Transcribe the whole listing below without changing a word, but leave out every image.
--- START EXTRACTED DATA ---
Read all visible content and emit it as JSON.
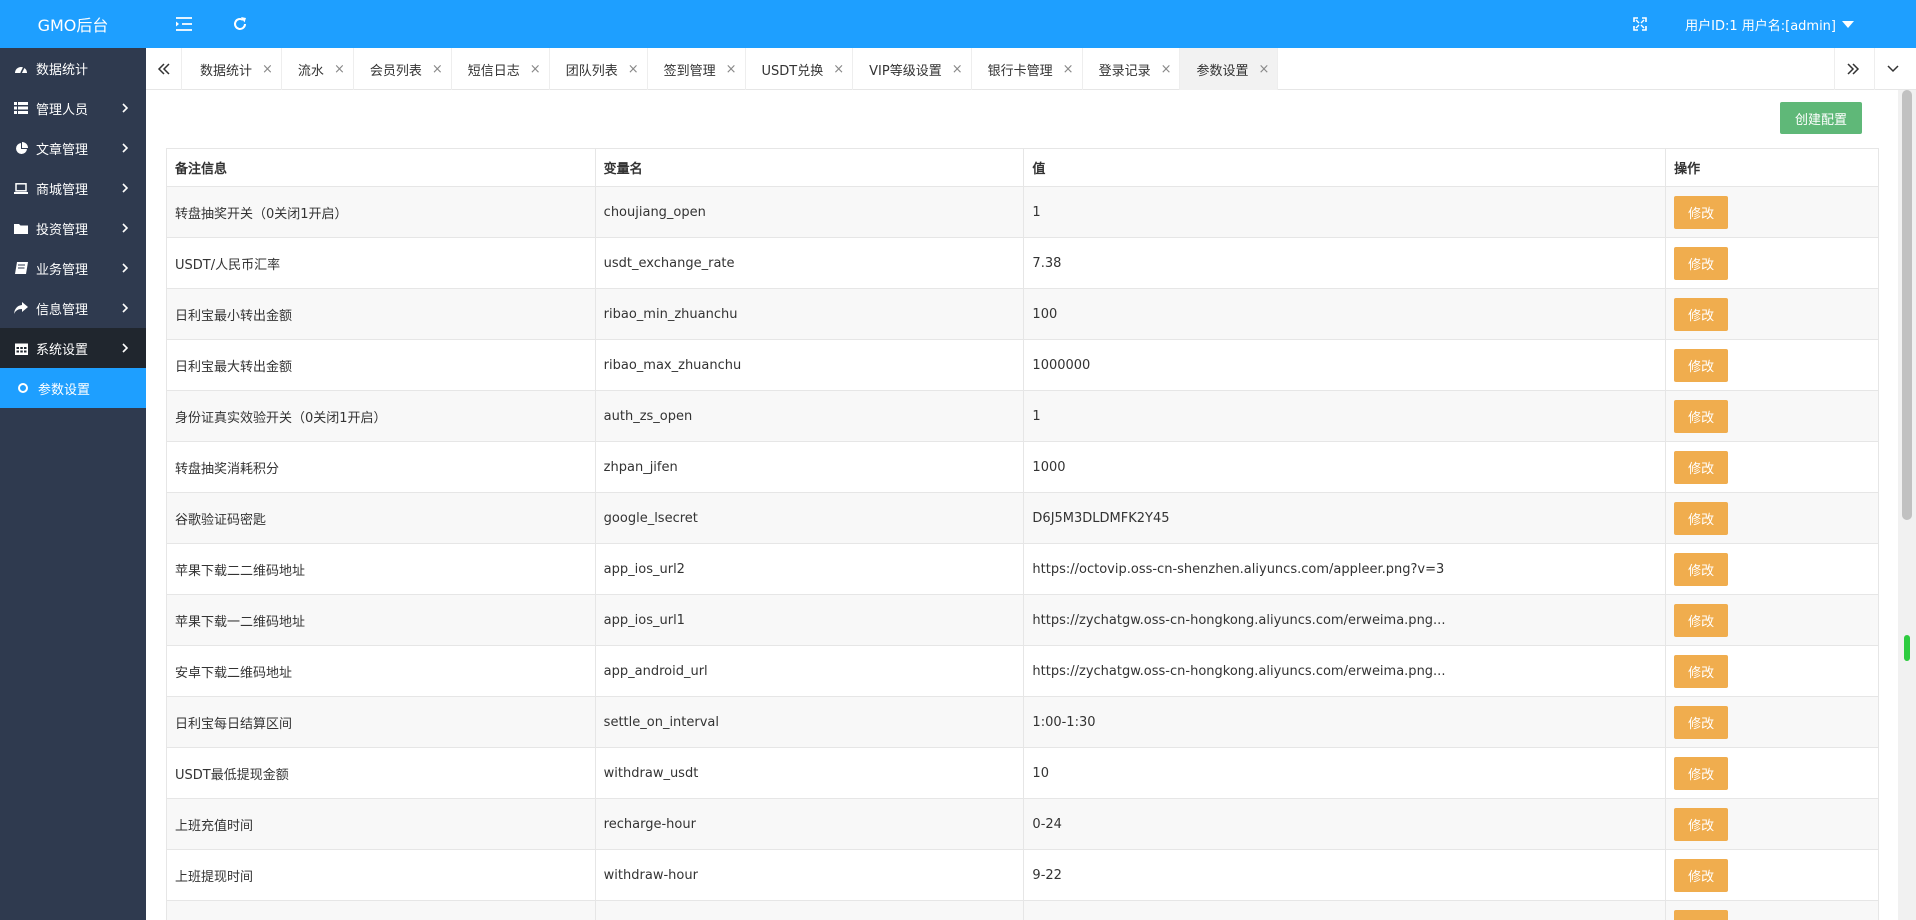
{
  "app": {
    "title": "GMO后台"
  },
  "header": {
    "user_label": "用户ID:1 用户名:[admin]"
  },
  "sidebar": {
    "items": [
      {
        "label": "数据统计",
        "icon": "dashboard-icon"
      },
      {
        "label": "管理人员",
        "icon": "grid-icon"
      },
      {
        "label": "文章管理",
        "icon": "pie-chart-icon"
      },
      {
        "label": "商城管理",
        "icon": "laptop-icon"
      },
      {
        "label": "投资管理",
        "icon": "folder-icon"
      },
      {
        "label": "业务管理",
        "icon": "book-icon"
      },
      {
        "label": "信息管理",
        "icon": "share-icon"
      },
      {
        "label": "系统设置",
        "icon": "calendar-icon"
      },
      {
        "label": "参数设置",
        "icon": "circle-icon"
      }
    ]
  },
  "tabs": [
    {
      "label": "数据统计"
    },
    {
      "label": "流水"
    },
    {
      "label": "会员列表"
    },
    {
      "label": "短信日志"
    },
    {
      "label": "团队列表"
    },
    {
      "label": "签到管理"
    },
    {
      "label": "USDT兑换"
    },
    {
      "label": "VIP等级设置"
    },
    {
      "label": "银行卡管理"
    },
    {
      "label": "登录记录"
    },
    {
      "label": "参数设置"
    }
  ],
  "tab_close": "×",
  "main": {
    "create_label": "创建配置",
    "columns": [
      "备注信息",
      "变量名",
      "值",
      "操作"
    ],
    "edit_label": "修改",
    "rows": [
      {
        "note": "转盘抽奖开关（0关闭1开启）",
        "name": "choujiang_open",
        "value": "1"
      },
      {
        "note": "USDT/人民币汇率",
        "name": "usdt_exchange_rate",
        "value": "7.38"
      },
      {
        "note": "日利宝最小转出金额",
        "name": "ribao_min_zhuanchu",
        "value": "100"
      },
      {
        "note": "日利宝最大转出金额",
        "name": "ribao_max_zhuanchu",
        "value": "1000000"
      },
      {
        "note": "身份证真实效验开关（0关闭1开启）",
        "name": "auth_zs_open",
        "value": "1"
      },
      {
        "note": "转盘抽奖消耗积分",
        "name": "zhpan_jifen",
        "value": "1000"
      },
      {
        "note": "谷歌验证码密匙",
        "name": "google_lsecret",
        "value": "D6J5M3DLDMFK2Y45"
      },
      {
        "note": "苹果下载二二维码地址",
        "name": "app_ios_url2",
        "value": "https://octovip.oss-cn-shenzhen.aliyuncs.com/appleer.png?v=3"
      },
      {
        "note": "苹果下载一二维码地址",
        "name": "app_ios_url1",
        "value": "https://zychatgw.oss-cn-hongkong.aliyuncs.com/erweima.png..."
      },
      {
        "note": "安卓下载二维码地址",
        "name": "app_android_url",
        "value": "https://zychatgw.oss-cn-hongkong.aliyuncs.com/erweima.png..."
      },
      {
        "note": "日利宝每日结算区间",
        "name": "settle_on_interval",
        "value": "1:00-1:30"
      },
      {
        "note": "USDT最低提现金额",
        "name": "withdraw_usdt",
        "value": "10"
      },
      {
        "note": "上班充值时间",
        "name": "recharge-hour",
        "value": "0-24"
      },
      {
        "note": "上班提现时间",
        "name": "withdraw-hour",
        "value": "9-22"
      },
      {
        "note": "",
        "name": "",
        "value": ""
      }
    ]
  }
}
--- END EXTRACTED DATA ---
> **CORRECT RESPONSE**
Read all visible content and emit it as JSON.
{
  "app": {
    "title": "GMO后台"
  },
  "header": {
    "user_label": "用户ID:1 用户名:[admin]"
  },
  "sidebar": {
    "items": [
      {
        "label": "数据统计",
        "icon": "dashboard-icon"
      },
      {
        "label": "管理人员",
        "icon": "grid-icon"
      },
      {
        "label": "文章管理",
        "icon": "pie-chart-icon"
      },
      {
        "label": "商城管理",
        "icon": "laptop-icon"
      },
      {
        "label": "投资管理",
        "icon": "folder-icon"
      },
      {
        "label": "业务管理",
        "icon": "book-icon"
      },
      {
        "label": "信息管理",
        "icon": "share-icon"
      },
      {
        "label": "系统设置",
        "icon": "calendar-icon"
      },
      {
        "label": "参数设置",
        "icon": "circle-icon"
      }
    ]
  },
  "tabs": [
    {
      "label": "数据统计"
    },
    {
      "label": "流水"
    },
    {
      "label": "会员列表"
    },
    {
      "label": "短信日志"
    },
    {
      "label": "团队列表"
    },
    {
      "label": "签到管理"
    },
    {
      "label": "USDT兑换"
    },
    {
      "label": "VIP等级设置"
    },
    {
      "label": "银行卡管理"
    },
    {
      "label": "登录记录"
    },
    {
      "label": "参数设置"
    }
  ],
  "tab_close": "×",
  "main": {
    "create_label": "创建配置",
    "columns": [
      "备注信息",
      "变量名",
      "值",
      "操作"
    ],
    "edit_label": "修改",
    "rows": [
      {
        "note": "转盘抽奖开关（0关闭1开启）",
        "name": "choujiang_open",
        "value": "1"
      },
      {
        "note": "USDT/人民币汇率",
        "name": "usdt_exchange_rate",
        "value": "7.38"
      },
      {
        "note": "日利宝最小转出金额",
        "name": "ribao_min_zhuanchu",
        "value": "100"
      },
      {
        "note": "日利宝最大转出金额",
        "name": "ribao_max_zhuanchu",
        "value": "1000000"
      },
      {
        "note": "身份证真实效验开关（0关闭1开启）",
        "name": "auth_zs_open",
        "value": "1"
      },
      {
        "note": "转盘抽奖消耗积分",
        "name": "zhpan_jifen",
        "value": "1000"
      },
      {
        "note": "谷歌验证码密匙",
        "name": "google_lsecret",
        "value": "D6J5M3DLDMFK2Y45"
      },
      {
        "note": "苹果下载二二维码地址",
        "name": "app_ios_url2",
        "value": "https://octovip.oss-cn-shenzhen.aliyuncs.com/appleer.png?v=3"
      },
      {
        "note": "苹果下载一二维码地址",
        "name": "app_ios_url1",
        "value": "https://zychatgw.oss-cn-hongkong.aliyuncs.com/erweima.png..."
      },
      {
        "note": "安卓下载二维码地址",
        "name": "app_android_url",
        "value": "https://zychatgw.oss-cn-hongkong.aliyuncs.com/erweima.png..."
      },
      {
        "note": "日利宝每日结算区间",
        "name": "settle_on_interval",
        "value": "1:00-1:30"
      },
      {
        "note": "USDT最低提现金额",
        "name": "withdraw_usdt",
        "value": "10"
      },
      {
        "note": "上班充值时间",
        "name": "recharge-hour",
        "value": "0-24"
      },
      {
        "note": "上班提现时间",
        "name": "withdraw-hour",
        "value": "9-22"
      },
      {
        "note": "",
        "name": "",
        "value": ""
      }
    ]
  }
}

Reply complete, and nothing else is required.